--- START ---

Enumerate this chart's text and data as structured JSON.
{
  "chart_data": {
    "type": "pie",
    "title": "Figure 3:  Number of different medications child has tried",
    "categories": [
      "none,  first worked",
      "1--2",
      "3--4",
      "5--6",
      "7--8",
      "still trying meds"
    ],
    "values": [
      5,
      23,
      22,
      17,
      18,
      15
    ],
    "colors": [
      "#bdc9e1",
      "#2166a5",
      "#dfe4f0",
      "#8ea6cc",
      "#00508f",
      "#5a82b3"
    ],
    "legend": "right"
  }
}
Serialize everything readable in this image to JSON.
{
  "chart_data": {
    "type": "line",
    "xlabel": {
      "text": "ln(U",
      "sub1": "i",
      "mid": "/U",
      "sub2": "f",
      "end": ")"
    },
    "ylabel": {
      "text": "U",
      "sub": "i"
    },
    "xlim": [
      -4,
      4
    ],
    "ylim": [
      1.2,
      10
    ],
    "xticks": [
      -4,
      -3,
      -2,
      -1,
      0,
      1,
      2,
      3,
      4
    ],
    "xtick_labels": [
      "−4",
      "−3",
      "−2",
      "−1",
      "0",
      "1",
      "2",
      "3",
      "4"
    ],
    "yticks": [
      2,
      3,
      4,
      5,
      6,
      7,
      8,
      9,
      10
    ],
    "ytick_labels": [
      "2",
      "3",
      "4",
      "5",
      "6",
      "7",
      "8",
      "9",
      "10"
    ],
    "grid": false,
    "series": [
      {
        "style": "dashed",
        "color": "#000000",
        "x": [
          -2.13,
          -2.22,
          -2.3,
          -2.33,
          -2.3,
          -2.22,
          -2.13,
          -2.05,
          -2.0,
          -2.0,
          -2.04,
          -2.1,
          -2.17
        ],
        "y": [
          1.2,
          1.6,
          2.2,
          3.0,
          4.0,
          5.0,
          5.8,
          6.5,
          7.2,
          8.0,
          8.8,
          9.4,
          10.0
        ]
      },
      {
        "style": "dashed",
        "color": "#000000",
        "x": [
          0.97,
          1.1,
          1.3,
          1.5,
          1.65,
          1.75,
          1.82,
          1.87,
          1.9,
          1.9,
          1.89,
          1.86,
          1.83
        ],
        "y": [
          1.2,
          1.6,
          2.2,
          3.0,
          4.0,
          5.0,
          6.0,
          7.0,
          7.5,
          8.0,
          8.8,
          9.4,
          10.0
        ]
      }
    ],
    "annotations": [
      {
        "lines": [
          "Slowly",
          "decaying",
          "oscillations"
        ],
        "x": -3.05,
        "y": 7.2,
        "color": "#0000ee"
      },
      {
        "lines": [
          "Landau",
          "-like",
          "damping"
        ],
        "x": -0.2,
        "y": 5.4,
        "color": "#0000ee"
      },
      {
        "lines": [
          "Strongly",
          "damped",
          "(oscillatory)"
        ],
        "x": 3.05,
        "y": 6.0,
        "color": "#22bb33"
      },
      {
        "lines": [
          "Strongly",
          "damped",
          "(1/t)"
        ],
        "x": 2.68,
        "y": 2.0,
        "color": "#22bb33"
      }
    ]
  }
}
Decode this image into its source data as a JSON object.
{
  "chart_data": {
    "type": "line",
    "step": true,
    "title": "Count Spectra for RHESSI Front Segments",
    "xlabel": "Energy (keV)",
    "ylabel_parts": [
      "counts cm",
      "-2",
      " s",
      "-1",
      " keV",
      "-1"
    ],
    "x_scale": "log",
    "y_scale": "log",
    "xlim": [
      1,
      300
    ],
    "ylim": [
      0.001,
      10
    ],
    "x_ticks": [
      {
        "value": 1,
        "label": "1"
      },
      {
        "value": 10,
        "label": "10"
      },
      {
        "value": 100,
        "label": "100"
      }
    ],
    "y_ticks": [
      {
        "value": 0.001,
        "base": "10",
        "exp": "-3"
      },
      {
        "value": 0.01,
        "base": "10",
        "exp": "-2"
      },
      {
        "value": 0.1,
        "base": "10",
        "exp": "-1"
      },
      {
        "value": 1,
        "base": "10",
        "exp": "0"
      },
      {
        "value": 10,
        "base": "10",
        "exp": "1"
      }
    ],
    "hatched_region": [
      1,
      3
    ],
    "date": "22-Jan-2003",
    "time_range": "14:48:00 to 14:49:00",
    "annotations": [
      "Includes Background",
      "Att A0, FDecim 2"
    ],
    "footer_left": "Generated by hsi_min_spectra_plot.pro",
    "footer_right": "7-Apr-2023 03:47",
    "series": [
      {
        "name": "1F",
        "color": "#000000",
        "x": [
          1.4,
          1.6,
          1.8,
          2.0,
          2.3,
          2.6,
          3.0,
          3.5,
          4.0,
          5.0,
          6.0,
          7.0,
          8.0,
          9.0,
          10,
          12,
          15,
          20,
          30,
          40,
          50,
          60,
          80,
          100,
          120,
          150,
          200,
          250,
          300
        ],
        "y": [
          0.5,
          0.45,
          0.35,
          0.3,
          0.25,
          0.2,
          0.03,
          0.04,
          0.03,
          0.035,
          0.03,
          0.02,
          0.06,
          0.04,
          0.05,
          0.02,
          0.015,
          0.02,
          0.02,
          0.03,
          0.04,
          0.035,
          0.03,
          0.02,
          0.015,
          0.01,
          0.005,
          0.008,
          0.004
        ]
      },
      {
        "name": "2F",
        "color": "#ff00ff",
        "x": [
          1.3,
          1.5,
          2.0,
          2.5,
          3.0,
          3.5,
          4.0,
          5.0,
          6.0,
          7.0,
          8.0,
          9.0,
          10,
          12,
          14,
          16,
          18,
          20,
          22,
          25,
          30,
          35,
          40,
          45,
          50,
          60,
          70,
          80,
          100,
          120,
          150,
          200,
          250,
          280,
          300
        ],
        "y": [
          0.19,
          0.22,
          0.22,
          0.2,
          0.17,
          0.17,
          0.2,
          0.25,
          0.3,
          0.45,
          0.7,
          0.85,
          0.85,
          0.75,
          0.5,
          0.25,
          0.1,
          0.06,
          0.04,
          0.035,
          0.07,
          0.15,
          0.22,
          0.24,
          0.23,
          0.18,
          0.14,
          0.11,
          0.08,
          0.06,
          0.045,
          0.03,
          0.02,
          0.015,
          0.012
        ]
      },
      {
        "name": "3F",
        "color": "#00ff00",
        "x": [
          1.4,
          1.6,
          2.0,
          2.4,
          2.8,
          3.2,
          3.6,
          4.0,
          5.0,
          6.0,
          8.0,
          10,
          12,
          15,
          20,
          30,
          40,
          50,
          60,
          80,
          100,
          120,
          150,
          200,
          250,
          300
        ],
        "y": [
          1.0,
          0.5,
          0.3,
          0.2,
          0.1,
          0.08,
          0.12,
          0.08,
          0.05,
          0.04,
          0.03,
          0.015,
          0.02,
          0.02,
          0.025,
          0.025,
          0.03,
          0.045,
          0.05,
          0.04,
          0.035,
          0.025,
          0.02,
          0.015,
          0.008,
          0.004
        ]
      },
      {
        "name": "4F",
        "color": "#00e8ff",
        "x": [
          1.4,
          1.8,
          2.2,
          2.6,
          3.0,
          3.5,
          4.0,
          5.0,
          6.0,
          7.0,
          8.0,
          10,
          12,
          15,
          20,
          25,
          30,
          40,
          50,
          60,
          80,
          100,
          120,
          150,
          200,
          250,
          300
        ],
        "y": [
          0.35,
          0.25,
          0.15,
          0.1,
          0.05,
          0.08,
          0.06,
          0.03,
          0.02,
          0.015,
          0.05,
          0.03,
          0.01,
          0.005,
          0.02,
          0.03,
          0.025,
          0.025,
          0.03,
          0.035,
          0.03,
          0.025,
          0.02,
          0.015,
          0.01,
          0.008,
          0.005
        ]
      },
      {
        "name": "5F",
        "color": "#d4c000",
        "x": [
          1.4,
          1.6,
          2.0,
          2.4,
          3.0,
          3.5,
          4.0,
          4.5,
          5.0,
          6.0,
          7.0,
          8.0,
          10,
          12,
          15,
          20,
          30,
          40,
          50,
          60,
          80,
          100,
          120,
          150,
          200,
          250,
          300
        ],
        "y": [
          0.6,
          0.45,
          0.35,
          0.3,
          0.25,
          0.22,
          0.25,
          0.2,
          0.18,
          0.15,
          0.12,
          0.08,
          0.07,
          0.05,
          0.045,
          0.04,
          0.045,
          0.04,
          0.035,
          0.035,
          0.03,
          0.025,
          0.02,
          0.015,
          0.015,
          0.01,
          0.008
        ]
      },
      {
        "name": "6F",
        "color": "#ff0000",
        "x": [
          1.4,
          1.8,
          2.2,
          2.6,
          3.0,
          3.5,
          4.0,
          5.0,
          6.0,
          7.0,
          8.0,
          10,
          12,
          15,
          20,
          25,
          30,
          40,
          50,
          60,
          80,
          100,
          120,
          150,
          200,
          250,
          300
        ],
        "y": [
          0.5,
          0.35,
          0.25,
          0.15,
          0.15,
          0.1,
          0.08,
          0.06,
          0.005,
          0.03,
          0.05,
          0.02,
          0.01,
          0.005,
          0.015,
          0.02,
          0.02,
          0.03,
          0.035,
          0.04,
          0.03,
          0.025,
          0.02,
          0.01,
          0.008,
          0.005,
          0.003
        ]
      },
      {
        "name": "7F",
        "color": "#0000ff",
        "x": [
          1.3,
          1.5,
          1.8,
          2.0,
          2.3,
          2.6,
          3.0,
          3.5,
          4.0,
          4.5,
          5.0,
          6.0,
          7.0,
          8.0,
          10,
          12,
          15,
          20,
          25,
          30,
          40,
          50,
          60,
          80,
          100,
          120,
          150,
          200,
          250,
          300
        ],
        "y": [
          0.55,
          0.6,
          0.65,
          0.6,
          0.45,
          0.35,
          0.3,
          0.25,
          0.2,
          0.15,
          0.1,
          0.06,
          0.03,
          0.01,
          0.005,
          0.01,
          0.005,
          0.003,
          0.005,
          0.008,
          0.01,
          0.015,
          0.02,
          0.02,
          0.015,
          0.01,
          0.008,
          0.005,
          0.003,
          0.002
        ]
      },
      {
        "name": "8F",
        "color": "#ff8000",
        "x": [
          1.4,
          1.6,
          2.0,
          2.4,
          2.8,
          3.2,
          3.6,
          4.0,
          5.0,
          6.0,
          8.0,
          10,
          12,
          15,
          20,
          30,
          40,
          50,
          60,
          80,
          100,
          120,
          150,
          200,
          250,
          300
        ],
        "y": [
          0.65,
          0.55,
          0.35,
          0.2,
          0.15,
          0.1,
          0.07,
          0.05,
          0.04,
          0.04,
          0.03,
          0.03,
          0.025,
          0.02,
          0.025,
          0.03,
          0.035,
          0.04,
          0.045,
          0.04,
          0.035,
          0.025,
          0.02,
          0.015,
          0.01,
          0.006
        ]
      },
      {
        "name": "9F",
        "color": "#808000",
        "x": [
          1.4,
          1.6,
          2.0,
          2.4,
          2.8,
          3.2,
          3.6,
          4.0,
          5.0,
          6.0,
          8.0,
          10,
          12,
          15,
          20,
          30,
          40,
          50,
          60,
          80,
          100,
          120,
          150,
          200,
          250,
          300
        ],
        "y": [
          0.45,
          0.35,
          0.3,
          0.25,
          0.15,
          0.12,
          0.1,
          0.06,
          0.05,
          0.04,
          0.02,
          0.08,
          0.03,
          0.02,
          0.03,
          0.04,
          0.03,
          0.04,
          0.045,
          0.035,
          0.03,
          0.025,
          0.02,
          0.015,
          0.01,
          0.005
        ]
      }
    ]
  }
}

--- END ---

▶ **AIM OF THE EXERCISE**: Find every line that has "name" in it, then return those lines.

▶ **EXERCISE RESPONSE**:
        "name": "1F",
        "name": "2F",
        "name": "3F",
        "name": "4F",
        "name": "5F",
        "name": "6F",
        "name": "7F",
        "name": "8F",
        "name": "9F",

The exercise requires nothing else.